__The request__: Reproduce verbatim the lines from the very first one through the line containing "x-tick-label: 98 xyxy=(272,530,295,548)", including both of these lines, and nothing else.

▼

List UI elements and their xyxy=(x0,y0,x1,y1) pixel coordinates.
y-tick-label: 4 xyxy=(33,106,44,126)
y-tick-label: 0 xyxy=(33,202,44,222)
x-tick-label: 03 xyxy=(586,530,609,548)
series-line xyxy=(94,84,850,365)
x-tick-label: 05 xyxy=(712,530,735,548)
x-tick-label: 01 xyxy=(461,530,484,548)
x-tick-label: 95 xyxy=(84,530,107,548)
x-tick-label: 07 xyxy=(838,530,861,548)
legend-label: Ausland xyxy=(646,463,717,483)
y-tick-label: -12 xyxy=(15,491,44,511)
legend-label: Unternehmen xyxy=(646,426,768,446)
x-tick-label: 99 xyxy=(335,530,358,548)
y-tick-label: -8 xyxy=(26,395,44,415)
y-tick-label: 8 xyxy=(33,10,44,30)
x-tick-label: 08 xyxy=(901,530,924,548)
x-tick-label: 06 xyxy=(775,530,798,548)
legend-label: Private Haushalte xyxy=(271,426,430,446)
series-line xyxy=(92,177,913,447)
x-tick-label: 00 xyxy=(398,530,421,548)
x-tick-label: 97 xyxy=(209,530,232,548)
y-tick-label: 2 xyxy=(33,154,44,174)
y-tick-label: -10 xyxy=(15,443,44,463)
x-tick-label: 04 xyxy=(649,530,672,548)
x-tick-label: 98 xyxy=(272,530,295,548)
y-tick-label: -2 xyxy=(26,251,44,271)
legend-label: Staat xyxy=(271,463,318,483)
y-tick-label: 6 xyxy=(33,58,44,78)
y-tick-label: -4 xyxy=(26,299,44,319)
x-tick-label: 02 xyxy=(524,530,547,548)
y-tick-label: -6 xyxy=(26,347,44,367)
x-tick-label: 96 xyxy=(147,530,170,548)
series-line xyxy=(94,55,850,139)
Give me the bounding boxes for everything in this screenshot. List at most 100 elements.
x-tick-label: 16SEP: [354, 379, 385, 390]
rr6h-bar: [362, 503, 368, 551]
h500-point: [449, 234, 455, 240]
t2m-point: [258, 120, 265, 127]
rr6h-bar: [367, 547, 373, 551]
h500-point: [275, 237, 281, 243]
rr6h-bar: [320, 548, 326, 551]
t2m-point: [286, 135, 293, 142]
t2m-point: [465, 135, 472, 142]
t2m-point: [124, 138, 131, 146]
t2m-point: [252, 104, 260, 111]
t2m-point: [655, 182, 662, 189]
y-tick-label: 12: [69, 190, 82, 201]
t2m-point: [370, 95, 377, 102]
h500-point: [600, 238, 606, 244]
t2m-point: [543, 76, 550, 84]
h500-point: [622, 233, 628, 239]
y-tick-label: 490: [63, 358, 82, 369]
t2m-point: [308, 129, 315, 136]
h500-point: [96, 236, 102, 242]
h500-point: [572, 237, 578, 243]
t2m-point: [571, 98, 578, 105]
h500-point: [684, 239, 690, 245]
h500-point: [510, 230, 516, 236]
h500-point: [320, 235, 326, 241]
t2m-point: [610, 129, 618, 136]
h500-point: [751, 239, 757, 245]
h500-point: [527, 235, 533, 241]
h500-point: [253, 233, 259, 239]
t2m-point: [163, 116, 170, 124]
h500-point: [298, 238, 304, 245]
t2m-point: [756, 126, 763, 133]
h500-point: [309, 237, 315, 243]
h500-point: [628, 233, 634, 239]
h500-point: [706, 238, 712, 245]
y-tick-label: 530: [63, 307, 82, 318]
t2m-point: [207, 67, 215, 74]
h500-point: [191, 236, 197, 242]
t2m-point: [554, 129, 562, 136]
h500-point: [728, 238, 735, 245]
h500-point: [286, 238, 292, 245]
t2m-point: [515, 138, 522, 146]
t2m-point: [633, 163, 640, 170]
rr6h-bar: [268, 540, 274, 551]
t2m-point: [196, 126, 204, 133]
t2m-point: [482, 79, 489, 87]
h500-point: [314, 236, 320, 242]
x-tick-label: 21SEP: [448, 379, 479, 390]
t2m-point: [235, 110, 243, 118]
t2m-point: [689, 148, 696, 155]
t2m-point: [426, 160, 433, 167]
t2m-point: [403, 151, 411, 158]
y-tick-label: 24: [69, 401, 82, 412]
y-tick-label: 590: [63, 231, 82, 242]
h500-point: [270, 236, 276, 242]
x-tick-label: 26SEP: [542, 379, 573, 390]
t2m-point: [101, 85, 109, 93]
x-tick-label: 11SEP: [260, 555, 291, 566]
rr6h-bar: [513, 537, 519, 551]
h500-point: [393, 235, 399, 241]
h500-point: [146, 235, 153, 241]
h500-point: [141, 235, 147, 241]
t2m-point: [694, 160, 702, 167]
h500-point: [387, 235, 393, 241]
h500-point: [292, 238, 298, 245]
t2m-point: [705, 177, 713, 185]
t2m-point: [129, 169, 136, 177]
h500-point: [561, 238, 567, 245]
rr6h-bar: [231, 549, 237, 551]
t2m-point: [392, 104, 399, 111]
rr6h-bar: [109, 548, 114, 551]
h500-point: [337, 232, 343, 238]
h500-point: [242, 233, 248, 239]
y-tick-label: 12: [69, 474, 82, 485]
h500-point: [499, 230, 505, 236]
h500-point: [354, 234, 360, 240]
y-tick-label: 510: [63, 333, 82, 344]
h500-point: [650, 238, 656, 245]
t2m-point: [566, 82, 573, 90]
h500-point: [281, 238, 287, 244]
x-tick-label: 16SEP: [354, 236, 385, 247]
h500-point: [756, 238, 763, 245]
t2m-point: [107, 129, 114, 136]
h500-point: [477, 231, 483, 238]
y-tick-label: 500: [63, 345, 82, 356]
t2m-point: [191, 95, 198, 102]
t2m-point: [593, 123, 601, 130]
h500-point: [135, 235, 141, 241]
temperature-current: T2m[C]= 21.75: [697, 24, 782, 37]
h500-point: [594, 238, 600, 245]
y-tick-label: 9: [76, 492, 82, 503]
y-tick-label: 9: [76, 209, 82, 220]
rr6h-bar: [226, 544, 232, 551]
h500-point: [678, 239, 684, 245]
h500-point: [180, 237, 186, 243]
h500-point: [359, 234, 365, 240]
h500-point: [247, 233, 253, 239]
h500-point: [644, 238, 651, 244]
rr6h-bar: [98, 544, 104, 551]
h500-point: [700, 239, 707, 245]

▲

__Expected answer__:
List UI elements and their xyxy=(x0,y0,x1,y1) pixel coordinates.
y-tick-label: 4 xyxy=(33,106,44,126)
y-tick-label: 0 xyxy=(33,202,44,222)
x-tick-label: 03 xyxy=(586,530,609,548)
series-line xyxy=(94,84,850,365)
x-tick-label: 05 xyxy=(712,530,735,548)
x-tick-label: 01 xyxy=(461,530,484,548)
x-tick-label: 95 xyxy=(84,530,107,548)
x-tick-label: 07 xyxy=(838,530,861,548)
legend-label: Ausland xyxy=(646,463,717,483)
y-tick-label: -12 xyxy=(15,491,44,511)
legend-label: Unternehmen xyxy=(646,426,768,446)
x-tick-label: 99 xyxy=(335,530,358,548)
y-tick-label: -8 xyxy=(26,395,44,415)
y-tick-label: 8 xyxy=(33,10,44,30)
x-tick-label: 08 xyxy=(901,530,924,548)
x-tick-label: 06 xyxy=(775,530,798,548)
legend-label: Private Haushalte xyxy=(271,426,430,446)
series-line xyxy=(92,177,913,447)
x-tick-label: 00 xyxy=(398,530,421,548)
x-tick-label: 97 xyxy=(209,530,232,548)
y-tick-label: 2 xyxy=(33,154,44,174)
y-tick-label: -10 xyxy=(15,443,44,463)
x-tick-label: 04 xyxy=(649,530,672,548)
x-tick-label: 98 xyxy=(272,530,295,548)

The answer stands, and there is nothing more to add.